| MATERIAL PROVIDED |
----

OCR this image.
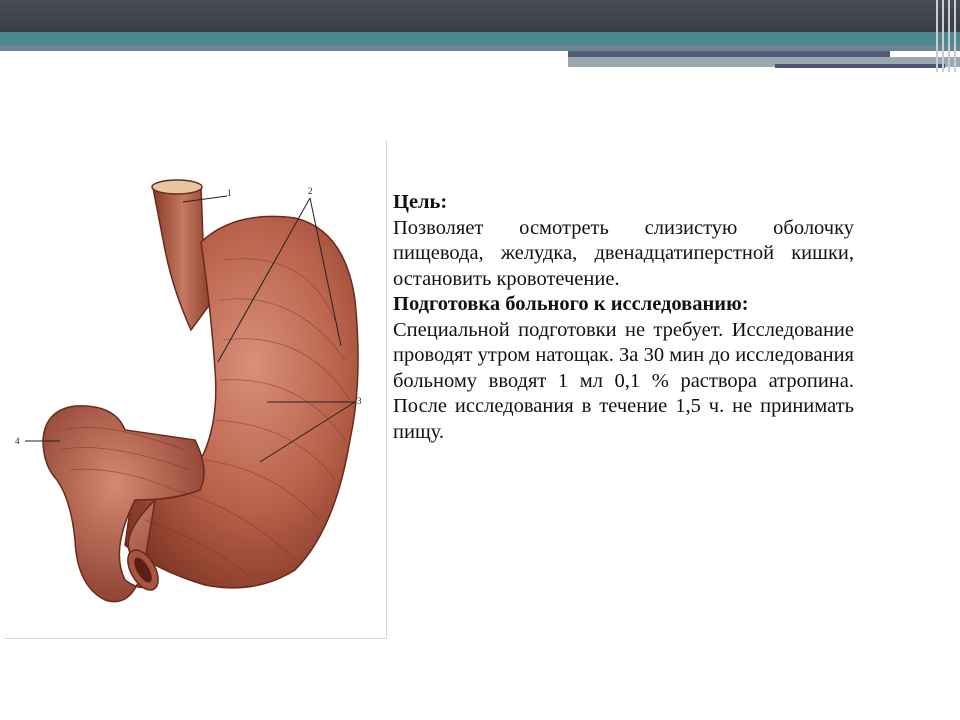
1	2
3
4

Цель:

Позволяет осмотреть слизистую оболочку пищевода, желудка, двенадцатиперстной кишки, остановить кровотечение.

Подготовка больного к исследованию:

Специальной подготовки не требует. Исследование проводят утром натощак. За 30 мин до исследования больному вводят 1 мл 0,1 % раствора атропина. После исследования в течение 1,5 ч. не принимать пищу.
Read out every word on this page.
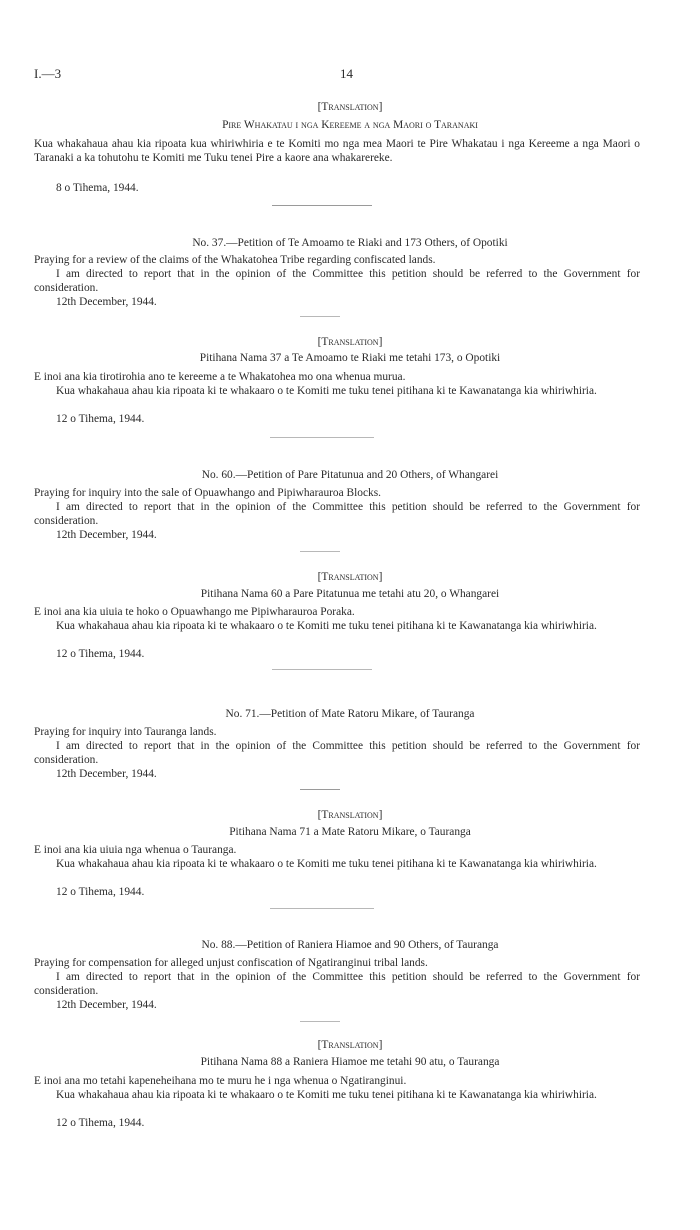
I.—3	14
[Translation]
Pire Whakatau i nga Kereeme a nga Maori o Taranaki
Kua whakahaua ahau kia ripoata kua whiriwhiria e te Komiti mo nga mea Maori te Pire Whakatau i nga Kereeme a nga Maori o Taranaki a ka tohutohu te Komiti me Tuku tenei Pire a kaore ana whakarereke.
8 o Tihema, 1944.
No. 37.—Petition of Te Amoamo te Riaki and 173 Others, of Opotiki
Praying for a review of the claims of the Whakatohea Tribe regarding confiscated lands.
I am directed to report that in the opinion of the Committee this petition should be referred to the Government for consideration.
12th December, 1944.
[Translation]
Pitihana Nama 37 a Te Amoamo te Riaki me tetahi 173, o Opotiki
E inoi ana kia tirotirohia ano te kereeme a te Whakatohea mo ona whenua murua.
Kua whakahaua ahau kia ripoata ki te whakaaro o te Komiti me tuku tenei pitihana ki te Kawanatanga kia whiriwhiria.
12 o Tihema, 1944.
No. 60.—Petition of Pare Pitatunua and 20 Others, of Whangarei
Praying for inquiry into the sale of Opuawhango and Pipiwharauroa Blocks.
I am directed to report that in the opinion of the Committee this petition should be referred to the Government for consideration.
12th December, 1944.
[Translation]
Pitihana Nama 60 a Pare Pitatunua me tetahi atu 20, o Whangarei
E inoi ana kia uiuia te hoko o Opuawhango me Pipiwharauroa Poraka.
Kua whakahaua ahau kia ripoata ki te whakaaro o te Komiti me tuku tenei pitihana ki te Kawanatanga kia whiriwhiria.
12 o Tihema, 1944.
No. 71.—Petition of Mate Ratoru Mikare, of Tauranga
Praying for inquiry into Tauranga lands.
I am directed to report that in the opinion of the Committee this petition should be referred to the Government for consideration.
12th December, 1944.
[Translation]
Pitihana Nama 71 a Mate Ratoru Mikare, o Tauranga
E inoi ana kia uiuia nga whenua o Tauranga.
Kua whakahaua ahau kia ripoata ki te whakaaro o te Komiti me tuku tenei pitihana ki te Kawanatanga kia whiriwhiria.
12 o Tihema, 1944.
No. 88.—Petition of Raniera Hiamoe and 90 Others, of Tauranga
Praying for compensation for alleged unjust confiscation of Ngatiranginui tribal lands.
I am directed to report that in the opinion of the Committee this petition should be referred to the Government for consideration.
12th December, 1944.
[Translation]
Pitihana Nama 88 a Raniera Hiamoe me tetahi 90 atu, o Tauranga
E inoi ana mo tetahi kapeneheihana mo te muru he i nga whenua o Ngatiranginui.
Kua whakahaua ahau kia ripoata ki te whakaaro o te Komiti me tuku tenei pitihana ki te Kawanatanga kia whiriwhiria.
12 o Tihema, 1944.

----

| AIM OF THE EXERCISE |
Search the listing above for the string "uiuia". Copy every line that contains it.

| OUTPUT FOR THIS EXERCISE |
E inoi ana kia uiuia te hoko o Opuawhango me Pipiwharauroa Poraka.
E inoi ana kia uiuia nga whenua o Tauranga.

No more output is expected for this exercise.